Stated goal 1 ::
In the records, take the stretch from the line containing "List every element" through the line containing "bars-layer (127, 202, 1061, 646)" and put each line into a JSON list of strings, one string per line, skipping blank lines. Leave out any pictures.

This soup is just perfect for this transition from winter to spring, and it’s delicious with or without chicken. It’s warming, but its flavors hint of the lightness of spring foods. The hands-on time was minimal—mostly just chopping at the beginning. TIPS: It’s a thick soup, so keep a little extra chicken broth on hand to thin it. Also, don’t neglect to add the lemon and pepper at the end because they cut through the creaminess of the soup.
This is a delicious carrot soup recipe with straightforward and easy-to-follow directions. I opted for a vegetarian version so I omitted the chicken. I did notice the soup improved with the addition of the lemon and pink peppercorns, so don’t skip that step. Overall, this is a unique and wonderful recipe, and I’ll definitely make it again.
This recipe produces a sweet and creamy soup—perfect for a cold day. The lemon, thyme, and pepper balance the sweetness of the carrots nicely, as well as make for a very pretty presentation of food. I served this for two as a main course, and we found it was a filling enough meal with just some bread on the side. The only thing I’d change is to grind the pepper more finely next time to avoid the discomfort of biting down on large pieces of peppercorn. A final note: I found measuring the chicken by cup was odd. Nonetheless, I roasted three small chicken thighs for the soup, and the meat from three of them gave me a full cupful.
This is a deliciously creamy soup, made without cream.
I’d never heard of adding shredded chicken to carrot soup, but it made for a heartier dish. It’s kind of like a roast chicken (with onions, carrots, and potatoes) in soup form. Overall, I felt the soup could use an additional teaspoon of salt, but everything else was well-balanced, especially with the help of the bright lemon juice squeezed on top. My carrots themselves were pretty sweet, so I didn’t add any sugar, so I’d definitely suggest you taste as you go. With the chicken, this soup is easily a lunch; without it, it makes a lighter first course or side dish. I love the scattered thyme and cracked peppercorns, but you can just grind some pepper over the soup if you don’t want the big, cracked pieces.
This was a satisfying dish. The fresh thyme and lemon definitely bring this carrot soup to a higher level. It has a simple flavor that’s rich without being fattening, and is thick and creamy as if cream was added—but it’s just vegetables! This dish is also very easy to pair with other foods, like a spring salad, pear salad, grilled cheese, quiche, etc.
This is a delicious and versatile soup. With the shredded roast chicken, it can be served as an entree for lunch or dinner, or as an appetizer with smaller portions. My soup was quite thick, so I added a little more stock to get it to a good consistency—slightly thickened, but creamy and smooth on the palate. I used my immersion blender to puree the soup right in the pot—this is a lot easier than moving the soup to and from a blender. Also, instead of cracking the peppercorns with the side of my chef’s knife, I used a pepper mill on the coarsest setting. I found that the method specified in the recipe didn’t get the peppercorns to a palatable consistency. I tasted the soup with and without the addition of sugar, and found that the sugar brought the soup up a notch in terms of punch and flavor.
I love hearty main-course soups, and this one fits the bill. It also has simple ingredients, easy prep, and yields great results—the description of “velvety smooth” is completely true. Even my kids loved it. I cheated and used a shredded rotisserie chicken from the market, and used my immersion blender instead of a regular one, which made for easy one-pot clean-up. Next time, I’ll cut back a little on the lemon, and season with ground pepper, not cracked. Those changes are just for personal taste.

Stated goal 2 ::
In the carrot soup reviews, what did one reviewer use in place of cracking the peppercorns with the side of a chef's knife?

Input data ::
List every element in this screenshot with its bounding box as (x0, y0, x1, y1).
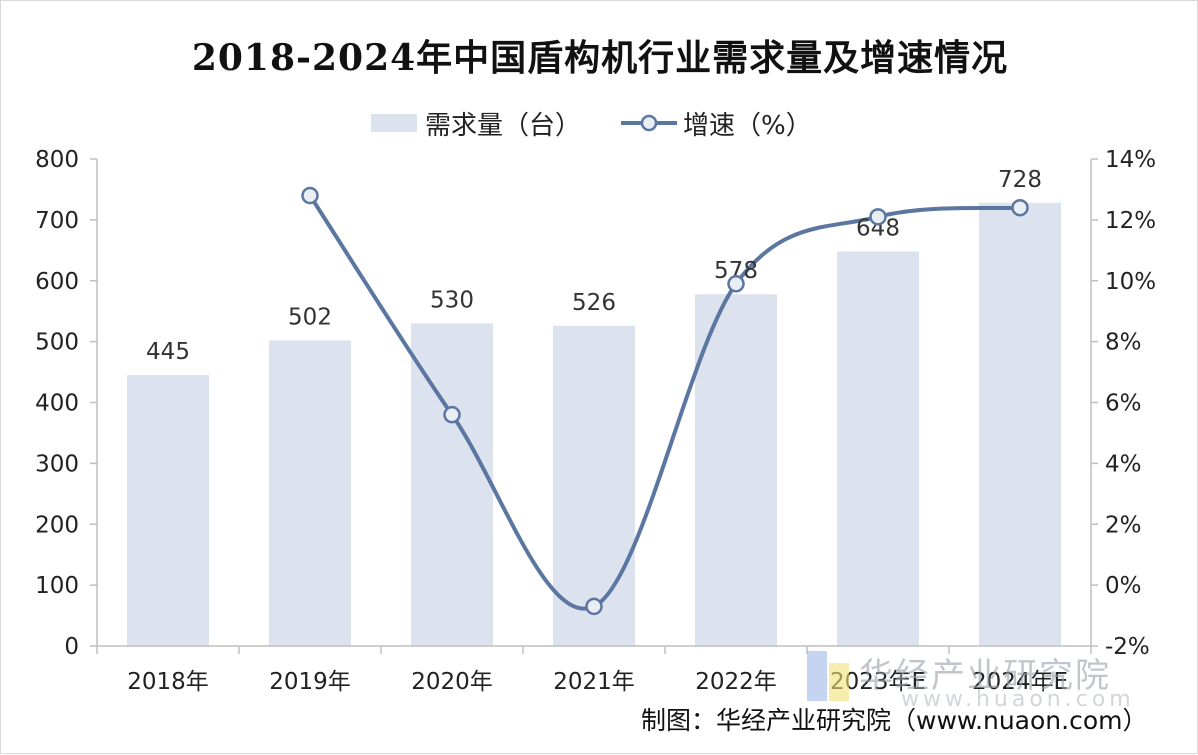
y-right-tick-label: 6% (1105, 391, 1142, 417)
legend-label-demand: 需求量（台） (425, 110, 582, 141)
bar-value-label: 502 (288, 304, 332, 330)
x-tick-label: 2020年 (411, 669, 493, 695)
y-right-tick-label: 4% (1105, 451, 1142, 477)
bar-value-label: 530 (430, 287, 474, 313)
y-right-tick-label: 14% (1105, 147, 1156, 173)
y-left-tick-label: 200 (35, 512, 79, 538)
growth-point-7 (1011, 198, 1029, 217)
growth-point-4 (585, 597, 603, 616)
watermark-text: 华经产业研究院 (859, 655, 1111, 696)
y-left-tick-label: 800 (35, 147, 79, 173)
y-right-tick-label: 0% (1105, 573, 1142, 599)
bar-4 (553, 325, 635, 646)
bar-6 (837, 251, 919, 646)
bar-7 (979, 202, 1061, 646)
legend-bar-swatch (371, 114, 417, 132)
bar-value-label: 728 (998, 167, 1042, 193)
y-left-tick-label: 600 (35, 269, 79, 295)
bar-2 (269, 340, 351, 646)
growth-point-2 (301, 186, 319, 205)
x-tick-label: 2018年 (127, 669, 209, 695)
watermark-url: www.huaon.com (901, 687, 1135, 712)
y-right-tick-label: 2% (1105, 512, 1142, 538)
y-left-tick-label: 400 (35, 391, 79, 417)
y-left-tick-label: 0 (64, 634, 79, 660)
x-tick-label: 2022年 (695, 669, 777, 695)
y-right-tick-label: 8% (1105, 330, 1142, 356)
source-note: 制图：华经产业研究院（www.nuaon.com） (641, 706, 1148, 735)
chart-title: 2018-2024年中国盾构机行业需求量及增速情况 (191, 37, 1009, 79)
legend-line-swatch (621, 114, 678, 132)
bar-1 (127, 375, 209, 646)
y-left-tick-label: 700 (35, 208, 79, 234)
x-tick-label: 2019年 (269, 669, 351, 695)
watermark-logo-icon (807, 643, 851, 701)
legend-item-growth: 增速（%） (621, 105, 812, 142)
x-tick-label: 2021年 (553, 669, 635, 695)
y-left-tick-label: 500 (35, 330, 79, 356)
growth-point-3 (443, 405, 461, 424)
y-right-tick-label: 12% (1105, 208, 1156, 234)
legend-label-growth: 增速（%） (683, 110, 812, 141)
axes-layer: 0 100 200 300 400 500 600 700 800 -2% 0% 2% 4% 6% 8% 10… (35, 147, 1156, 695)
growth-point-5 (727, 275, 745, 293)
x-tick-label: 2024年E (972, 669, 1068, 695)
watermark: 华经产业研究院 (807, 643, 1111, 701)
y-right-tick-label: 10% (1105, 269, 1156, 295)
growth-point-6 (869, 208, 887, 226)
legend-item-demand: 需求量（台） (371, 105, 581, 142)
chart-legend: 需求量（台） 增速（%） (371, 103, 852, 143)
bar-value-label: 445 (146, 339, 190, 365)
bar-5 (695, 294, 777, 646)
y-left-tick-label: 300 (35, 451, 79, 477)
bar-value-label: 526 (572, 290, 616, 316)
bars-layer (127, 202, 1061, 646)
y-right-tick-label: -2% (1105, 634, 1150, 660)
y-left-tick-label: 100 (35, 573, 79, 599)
* * *
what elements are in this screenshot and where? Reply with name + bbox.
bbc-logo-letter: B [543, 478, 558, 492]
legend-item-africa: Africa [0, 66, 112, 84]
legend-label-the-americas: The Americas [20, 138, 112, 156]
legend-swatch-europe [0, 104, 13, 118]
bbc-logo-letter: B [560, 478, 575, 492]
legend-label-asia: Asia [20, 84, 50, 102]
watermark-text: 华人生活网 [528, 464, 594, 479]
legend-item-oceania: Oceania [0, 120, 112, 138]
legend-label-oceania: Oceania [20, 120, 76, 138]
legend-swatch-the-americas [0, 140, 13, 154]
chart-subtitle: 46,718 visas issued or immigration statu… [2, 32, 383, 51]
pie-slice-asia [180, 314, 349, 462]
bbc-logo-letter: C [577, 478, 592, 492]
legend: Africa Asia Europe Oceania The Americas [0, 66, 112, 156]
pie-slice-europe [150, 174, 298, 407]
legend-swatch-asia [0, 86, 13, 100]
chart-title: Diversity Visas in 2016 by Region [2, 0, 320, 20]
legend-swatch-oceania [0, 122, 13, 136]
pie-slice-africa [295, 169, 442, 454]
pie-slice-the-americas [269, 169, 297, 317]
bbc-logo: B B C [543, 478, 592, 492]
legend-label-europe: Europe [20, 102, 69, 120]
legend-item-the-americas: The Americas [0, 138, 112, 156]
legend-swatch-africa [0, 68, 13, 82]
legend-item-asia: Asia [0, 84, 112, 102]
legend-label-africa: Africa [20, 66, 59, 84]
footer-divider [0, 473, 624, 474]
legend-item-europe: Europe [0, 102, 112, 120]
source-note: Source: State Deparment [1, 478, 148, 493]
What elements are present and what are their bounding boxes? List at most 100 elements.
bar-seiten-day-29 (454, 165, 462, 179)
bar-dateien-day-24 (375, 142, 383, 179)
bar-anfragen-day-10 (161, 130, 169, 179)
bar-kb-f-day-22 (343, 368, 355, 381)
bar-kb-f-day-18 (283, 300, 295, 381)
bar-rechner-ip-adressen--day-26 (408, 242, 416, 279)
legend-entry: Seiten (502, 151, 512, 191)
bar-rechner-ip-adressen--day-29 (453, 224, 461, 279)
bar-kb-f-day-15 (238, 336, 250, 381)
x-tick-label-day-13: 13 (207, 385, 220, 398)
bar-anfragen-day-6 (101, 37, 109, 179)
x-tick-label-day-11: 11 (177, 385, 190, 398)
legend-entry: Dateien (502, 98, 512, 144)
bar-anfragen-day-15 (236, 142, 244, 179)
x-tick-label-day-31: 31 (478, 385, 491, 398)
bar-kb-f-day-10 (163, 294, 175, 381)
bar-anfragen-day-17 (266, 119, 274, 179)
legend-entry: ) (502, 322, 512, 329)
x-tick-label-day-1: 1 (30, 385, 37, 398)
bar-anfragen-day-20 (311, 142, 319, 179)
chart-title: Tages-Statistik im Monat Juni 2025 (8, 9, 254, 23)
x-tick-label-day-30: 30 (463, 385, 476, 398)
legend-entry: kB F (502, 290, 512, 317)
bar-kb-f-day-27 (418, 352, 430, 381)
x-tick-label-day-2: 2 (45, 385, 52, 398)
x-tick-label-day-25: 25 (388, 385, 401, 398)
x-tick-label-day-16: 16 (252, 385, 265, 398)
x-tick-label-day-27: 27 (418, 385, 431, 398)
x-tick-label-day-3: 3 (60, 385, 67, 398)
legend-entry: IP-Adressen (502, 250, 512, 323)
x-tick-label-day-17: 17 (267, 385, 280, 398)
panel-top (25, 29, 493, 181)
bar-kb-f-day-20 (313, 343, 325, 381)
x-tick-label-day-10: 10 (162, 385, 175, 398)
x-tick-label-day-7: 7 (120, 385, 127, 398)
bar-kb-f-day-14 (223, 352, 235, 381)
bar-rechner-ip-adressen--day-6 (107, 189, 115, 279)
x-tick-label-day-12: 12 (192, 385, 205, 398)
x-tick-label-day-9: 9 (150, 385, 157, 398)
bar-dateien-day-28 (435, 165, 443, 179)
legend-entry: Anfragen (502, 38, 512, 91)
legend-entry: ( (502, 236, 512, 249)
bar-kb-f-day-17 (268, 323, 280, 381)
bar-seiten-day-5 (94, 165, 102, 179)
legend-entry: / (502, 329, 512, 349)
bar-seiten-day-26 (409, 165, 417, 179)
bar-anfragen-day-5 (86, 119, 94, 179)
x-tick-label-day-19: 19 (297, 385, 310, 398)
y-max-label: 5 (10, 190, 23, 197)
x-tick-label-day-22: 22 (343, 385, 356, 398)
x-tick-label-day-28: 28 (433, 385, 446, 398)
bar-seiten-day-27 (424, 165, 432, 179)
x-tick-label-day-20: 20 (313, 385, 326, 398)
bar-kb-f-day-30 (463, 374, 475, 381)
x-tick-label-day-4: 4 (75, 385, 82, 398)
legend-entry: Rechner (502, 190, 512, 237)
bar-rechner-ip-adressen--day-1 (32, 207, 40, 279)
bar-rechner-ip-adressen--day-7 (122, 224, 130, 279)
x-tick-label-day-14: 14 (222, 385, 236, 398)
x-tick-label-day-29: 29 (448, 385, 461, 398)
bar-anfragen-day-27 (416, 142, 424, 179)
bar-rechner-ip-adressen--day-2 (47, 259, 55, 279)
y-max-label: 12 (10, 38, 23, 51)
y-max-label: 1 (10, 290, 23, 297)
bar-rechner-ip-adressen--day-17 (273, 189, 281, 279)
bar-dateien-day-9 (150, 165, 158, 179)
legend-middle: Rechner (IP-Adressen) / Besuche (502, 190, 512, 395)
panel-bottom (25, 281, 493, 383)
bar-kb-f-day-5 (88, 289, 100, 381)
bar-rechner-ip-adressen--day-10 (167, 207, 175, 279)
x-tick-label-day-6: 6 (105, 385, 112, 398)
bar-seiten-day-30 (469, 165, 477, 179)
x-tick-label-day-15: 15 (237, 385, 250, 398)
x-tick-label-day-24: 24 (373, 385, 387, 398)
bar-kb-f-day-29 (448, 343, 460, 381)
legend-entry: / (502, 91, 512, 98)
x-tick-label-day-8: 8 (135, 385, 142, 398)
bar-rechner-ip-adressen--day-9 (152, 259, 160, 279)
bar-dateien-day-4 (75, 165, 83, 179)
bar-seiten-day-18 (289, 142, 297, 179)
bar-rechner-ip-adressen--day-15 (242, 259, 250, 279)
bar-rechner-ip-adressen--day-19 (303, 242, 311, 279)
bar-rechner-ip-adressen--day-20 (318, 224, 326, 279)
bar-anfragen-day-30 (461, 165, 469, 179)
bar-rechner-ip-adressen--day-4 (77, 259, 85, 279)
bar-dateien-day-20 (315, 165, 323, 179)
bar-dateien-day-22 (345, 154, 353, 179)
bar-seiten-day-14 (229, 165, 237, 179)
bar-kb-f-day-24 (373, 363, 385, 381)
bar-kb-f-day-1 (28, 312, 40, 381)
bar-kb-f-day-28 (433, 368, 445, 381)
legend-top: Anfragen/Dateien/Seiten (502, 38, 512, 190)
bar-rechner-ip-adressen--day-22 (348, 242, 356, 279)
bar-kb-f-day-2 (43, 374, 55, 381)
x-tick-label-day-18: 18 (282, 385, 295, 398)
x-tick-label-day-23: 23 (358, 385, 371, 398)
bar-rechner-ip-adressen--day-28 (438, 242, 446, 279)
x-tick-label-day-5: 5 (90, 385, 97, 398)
* * *
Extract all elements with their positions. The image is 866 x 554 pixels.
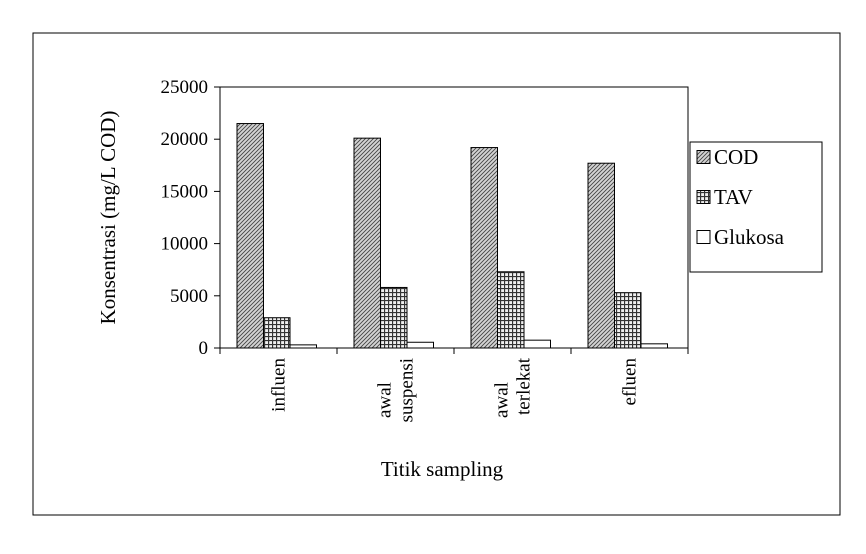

Complete output 1 ::
[
  "List every element in this screenshot with its bounding box as (x0, y0, x1, y1).",
  "y-right-tick-label: 6% (1105, 391, 1142, 417)",
  "legend-label-demand: 需求量（台） (425, 110, 582, 141)",
  "bar-value-label: 502 (288, 304, 332, 330)",
  "x-tick-label: 2020年 (411, 669, 493, 695)",
  "y-right-tick-label: 4% (1105, 451, 1142, 477)",
  "bar-value-label: 530 (430, 287, 474, 313)",
  "y-right-tick-label: 14% (1105, 147, 1156, 173)",
  "y-left-tick-label: 200 (35, 512, 79, 538)",
  "growth-point-7 (1011, 198, 1029, 217)",
  "growth-point-4 (585, 597, 603, 616)",
  "watermark-text: 华经产业研究院 (859, 655, 1111, 696)",
  "y-left-tick-label: 800 (35, 147, 79, 173)",
  "y-right-tick-label: 0% (1105, 573, 1142, 599)",
  "bar-4 (553, 325, 635, 646)",
  "bar-6 (837, 251, 919, 646)",
  "bar-7 (979, 202, 1061, 646)",
  "legend-bar-swatch (371, 114, 417, 132)",
  "bar-value-label: 728 (998, 167, 1042, 193)",
  "y-left-tick-label: 600 (35, 269, 79, 295)",
  "bar-2 (269, 340, 351, 646)",
  "growth-point-2 (301, 186, 319, 205)",
  "x-tick-label: 2018年 (127, 669, 209, 695)",
  "watermark-url: www.huaon.com (901, 687, 1135, 712)",
  "y-right-tick-label: 2% (1105, 512, 1142, 538)",
  "y-left-tick-label: 400 (35, 391, 79, 417)",
  "y-left-tick-label: 0 (64, 634, 79, 660)",
  "x-tick-label: 2022年 (695, 669, 777, 695)",
  "y-right-tick-label: 8% (1105, 330, 1142, 356)",
  "source-note: 制图：华经产业研究院（www.nuaon.com） (641, 706, 1148, 735)",
  "chart-title: 2018-2024年中国盾构机行业需求量及增速情况 (191, 37, 1009, 79)",
  "legend-line-swatch (621, 114, 678, 132)",
  "bar-1 (127, 375, 209, 646)",
  "y-left-tick-label: 700 (35, 208, 79, 234)",
  "x-tick-label: 2019年 (269, 669, 351, 695)",
  "watermark-logo-icon (807, 643, 851, 701)",
  "legend-item-growth: 增速（%） (621, 105, 812, 142)",
  "x-tick-label: 2021年 (553, 669, 635, 695)",
  "y-left-tick-label: 500 (35, 330, 79, 356)",
  "growth-point-3 (443, 405, 461, 424)",
  "y-right-tick-label: 12% (1105, 208, 1156, 234)",
  "legend-label-growth: 增速（%） (683, 110, 812, 141)",
  "axes-layer: 0 100 200 300 400 500 600 700 800 -2% 0% 2% 4% 6% 8% 10… (35, 147, 1156, 695)",
  "growth-point-5 (727, 275, 745, 293)",
  "x-tick-label: 2024年E (972, 669, 1068, 695)",
  "watermark: 华经产业研究院 (807, 643, 1111, 701)",
  "y-right-tick-label: 10% (1105, 269, 1156, 295)",
  "growth-point-6 (869, 208, 887, 226)",
  "legend-item-demand: 需求量（台） (371, 105, 581, 142)",
  "chart-legend: 需求量（台） 增速（%） (371, 103, 852, 143)",
  "bar-value-label: 445 (146, 339, 190, 365)",
  "bar-5 (695, 294, 777, 646)",
  "y-left-tick-label: 300 (35, 451, 79, 477)",
  "bar-value-label: 526 (572, 290, 616, 316)",
  "bars-layer (127, 202, 1061, 646)"
]

Complete output 2 ::
A pepper mill on its coarsest setting.